▶ _Task directions_: Scan the material for the word "cities", and copy each line where it shows up.

[Stored records]
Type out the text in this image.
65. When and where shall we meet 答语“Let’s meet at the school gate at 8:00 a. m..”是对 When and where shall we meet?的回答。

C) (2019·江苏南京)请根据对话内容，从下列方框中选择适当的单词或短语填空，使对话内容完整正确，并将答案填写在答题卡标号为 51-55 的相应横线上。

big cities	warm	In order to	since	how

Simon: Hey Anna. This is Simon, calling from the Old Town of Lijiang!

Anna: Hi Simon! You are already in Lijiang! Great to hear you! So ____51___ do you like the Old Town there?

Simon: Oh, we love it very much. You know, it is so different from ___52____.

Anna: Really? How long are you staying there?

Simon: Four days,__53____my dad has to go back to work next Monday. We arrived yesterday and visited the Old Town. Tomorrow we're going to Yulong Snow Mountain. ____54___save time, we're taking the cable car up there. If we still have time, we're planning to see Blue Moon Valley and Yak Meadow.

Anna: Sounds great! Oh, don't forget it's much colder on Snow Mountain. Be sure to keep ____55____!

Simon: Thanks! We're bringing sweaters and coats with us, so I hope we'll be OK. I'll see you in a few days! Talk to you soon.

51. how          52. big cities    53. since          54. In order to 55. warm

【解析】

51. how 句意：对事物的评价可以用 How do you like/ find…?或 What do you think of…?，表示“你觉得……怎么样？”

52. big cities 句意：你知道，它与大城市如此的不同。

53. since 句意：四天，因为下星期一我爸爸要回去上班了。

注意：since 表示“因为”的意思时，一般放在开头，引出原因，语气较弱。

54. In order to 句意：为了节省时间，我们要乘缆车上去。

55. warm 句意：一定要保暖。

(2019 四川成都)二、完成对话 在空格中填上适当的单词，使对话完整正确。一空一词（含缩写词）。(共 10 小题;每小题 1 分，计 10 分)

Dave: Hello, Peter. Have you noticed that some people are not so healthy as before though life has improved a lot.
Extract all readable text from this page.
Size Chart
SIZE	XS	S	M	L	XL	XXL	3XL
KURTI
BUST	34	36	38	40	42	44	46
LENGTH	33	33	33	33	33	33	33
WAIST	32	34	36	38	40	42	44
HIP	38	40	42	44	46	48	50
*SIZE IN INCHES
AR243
--
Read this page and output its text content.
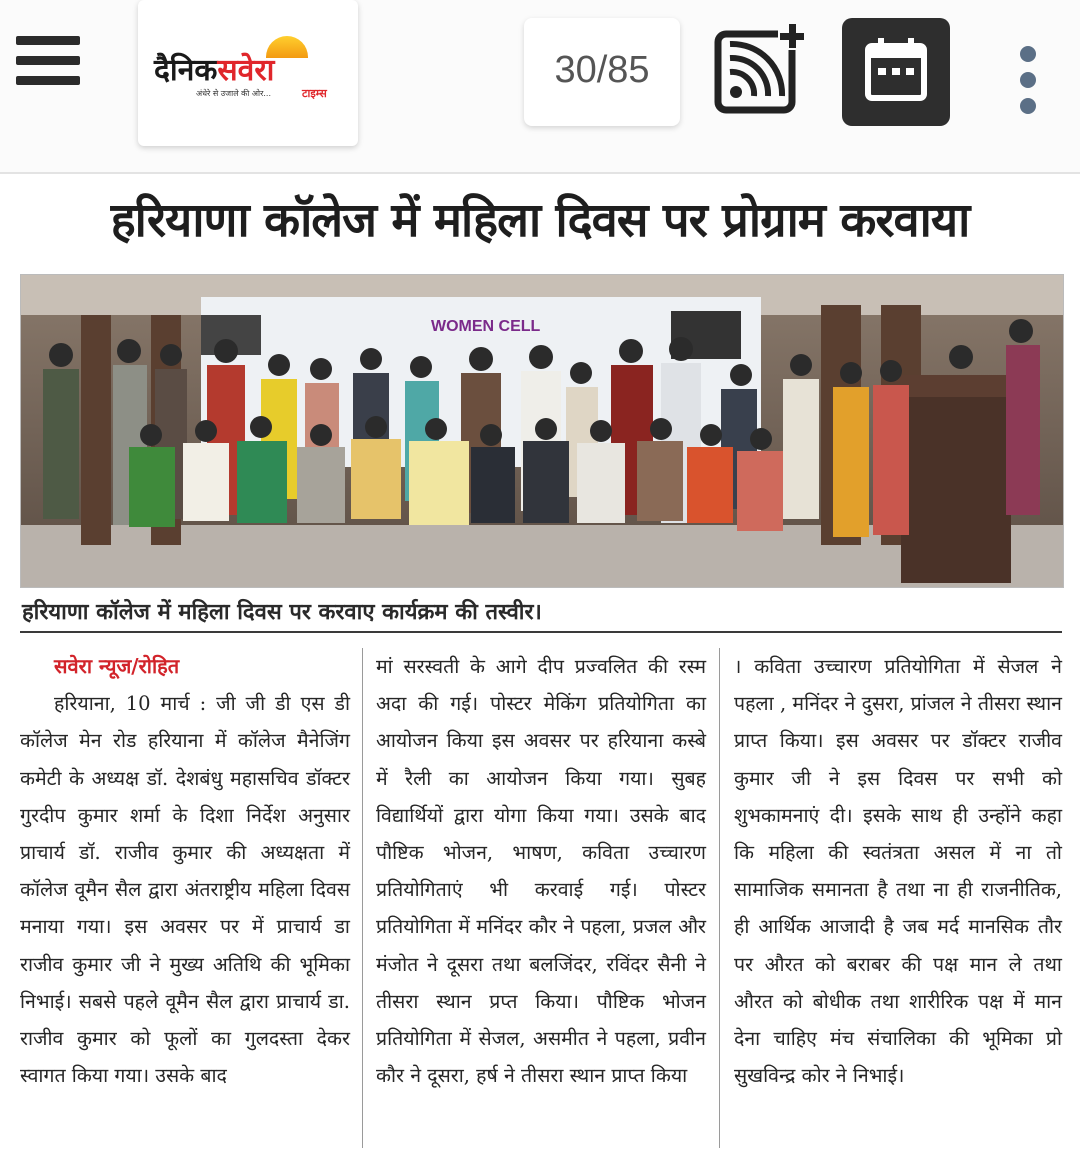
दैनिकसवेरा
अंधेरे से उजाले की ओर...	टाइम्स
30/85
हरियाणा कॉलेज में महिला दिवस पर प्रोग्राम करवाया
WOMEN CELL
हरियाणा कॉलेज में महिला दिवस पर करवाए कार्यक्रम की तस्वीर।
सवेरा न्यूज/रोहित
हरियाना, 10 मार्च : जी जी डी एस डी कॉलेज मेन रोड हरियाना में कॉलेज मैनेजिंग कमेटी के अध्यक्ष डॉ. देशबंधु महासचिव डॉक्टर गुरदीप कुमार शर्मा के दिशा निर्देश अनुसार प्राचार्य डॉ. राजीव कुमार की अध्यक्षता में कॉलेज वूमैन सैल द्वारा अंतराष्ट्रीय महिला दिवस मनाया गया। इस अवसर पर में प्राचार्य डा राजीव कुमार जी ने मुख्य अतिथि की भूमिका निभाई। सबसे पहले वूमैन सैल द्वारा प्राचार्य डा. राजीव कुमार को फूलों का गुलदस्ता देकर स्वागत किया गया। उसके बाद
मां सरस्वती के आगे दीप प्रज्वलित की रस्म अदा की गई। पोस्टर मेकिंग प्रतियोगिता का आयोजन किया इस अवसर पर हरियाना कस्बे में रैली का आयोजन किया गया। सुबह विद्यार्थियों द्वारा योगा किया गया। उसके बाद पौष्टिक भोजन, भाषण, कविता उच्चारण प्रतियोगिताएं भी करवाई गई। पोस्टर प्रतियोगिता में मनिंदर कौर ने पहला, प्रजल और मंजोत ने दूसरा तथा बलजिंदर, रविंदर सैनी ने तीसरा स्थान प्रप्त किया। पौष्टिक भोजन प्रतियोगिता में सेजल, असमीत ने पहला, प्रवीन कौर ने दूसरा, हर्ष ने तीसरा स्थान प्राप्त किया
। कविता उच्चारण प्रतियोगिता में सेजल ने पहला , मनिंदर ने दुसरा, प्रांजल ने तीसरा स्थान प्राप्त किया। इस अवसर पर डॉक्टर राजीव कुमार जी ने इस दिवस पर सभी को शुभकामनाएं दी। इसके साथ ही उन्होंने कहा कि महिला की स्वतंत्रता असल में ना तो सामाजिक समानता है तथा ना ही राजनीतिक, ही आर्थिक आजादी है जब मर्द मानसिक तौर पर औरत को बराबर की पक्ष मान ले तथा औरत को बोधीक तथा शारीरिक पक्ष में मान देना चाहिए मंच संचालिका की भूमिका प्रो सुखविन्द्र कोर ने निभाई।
--
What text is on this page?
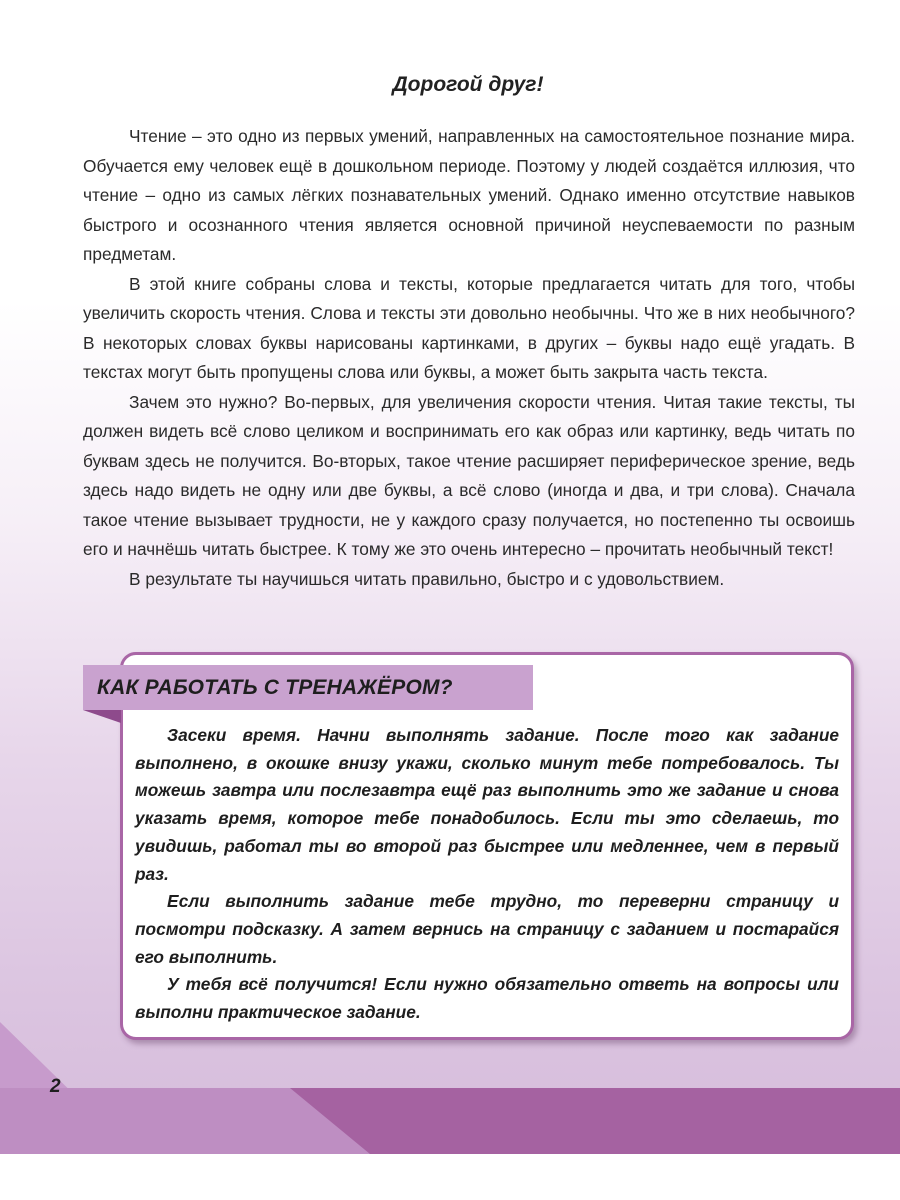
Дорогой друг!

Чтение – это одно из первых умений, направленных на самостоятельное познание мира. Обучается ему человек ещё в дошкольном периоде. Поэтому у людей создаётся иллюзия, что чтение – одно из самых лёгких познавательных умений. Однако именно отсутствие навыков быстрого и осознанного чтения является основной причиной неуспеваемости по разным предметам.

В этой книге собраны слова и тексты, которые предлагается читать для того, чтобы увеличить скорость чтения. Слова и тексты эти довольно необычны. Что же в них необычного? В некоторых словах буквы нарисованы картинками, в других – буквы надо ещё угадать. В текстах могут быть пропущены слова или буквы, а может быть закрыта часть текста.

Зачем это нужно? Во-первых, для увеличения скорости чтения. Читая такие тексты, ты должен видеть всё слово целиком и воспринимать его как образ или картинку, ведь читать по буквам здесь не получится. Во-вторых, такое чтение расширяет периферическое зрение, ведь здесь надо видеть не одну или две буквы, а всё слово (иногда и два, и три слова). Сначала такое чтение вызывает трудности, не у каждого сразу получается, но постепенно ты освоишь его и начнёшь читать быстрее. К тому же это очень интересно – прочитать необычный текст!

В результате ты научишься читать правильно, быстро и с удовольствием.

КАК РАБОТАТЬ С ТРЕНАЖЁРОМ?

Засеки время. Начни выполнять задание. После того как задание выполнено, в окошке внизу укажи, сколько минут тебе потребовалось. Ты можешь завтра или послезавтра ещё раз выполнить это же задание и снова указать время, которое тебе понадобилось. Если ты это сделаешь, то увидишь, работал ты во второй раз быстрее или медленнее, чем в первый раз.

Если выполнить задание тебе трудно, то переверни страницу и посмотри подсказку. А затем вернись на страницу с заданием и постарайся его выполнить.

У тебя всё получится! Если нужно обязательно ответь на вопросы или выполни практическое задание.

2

▶ _Answer_:
big cities	warm	In order to	since	how
51. how          52. big cities    53. since          54. In order to 55. warm
52. big cities 句意：你知道，它与大城市如此的不同。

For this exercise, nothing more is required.